» TO DO:
Tally the lines below that contain the word "Rate", and give only that number.

━━ DATA ━━

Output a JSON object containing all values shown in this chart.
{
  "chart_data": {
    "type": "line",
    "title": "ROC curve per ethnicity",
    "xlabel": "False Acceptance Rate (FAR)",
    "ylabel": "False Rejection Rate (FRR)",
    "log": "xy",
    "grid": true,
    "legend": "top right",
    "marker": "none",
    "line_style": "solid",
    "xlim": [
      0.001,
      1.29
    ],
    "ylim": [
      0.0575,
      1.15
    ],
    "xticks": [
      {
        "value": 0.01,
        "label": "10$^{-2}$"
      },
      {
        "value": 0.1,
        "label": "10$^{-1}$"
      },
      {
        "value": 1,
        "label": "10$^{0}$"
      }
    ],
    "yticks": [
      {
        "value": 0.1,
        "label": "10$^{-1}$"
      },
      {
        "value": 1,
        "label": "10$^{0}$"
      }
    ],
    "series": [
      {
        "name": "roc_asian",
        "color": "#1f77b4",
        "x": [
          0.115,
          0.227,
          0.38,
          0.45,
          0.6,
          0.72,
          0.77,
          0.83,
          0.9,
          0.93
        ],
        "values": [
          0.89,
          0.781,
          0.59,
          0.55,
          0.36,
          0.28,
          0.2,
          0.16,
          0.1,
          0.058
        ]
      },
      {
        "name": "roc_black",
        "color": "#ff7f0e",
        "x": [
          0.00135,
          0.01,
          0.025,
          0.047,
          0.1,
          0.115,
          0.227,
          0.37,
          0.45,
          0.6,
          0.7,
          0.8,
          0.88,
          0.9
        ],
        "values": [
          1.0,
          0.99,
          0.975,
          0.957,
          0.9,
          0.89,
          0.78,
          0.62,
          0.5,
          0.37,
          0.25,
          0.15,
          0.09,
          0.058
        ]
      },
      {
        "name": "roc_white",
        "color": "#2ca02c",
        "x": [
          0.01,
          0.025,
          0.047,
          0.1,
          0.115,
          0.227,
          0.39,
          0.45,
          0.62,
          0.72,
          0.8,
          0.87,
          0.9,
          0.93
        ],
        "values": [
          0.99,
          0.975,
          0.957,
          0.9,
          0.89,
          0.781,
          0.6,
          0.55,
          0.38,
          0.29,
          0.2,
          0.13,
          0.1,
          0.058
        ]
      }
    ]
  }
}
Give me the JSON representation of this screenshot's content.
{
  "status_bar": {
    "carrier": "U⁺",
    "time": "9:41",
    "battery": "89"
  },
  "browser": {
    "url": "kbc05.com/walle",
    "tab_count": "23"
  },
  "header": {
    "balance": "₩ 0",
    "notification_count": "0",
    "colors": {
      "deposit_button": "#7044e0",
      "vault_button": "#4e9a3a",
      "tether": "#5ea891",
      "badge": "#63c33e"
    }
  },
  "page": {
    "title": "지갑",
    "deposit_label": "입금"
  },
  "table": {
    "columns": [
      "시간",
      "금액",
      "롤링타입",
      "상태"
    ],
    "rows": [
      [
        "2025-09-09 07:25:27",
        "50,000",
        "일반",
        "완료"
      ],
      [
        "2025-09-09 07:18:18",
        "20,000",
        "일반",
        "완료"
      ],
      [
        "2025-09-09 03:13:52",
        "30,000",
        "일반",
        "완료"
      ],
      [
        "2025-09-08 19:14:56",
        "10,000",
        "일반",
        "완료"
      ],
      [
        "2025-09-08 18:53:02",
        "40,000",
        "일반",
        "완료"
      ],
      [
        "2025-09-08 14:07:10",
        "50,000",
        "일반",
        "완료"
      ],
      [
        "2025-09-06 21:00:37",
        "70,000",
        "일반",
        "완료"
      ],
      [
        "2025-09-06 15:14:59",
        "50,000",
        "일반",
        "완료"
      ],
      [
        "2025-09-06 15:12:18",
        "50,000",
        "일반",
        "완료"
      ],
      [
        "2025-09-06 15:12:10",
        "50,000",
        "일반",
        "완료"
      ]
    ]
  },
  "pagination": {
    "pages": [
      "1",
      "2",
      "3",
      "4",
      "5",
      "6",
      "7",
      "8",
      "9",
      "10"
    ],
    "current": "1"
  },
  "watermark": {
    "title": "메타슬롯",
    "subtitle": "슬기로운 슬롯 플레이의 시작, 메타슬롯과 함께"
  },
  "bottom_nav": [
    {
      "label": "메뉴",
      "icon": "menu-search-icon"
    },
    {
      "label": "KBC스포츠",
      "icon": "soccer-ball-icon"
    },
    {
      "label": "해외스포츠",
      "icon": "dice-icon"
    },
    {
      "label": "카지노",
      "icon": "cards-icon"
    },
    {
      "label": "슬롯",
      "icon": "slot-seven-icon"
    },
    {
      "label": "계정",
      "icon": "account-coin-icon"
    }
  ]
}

━━━

» TASK RESPONSE:
2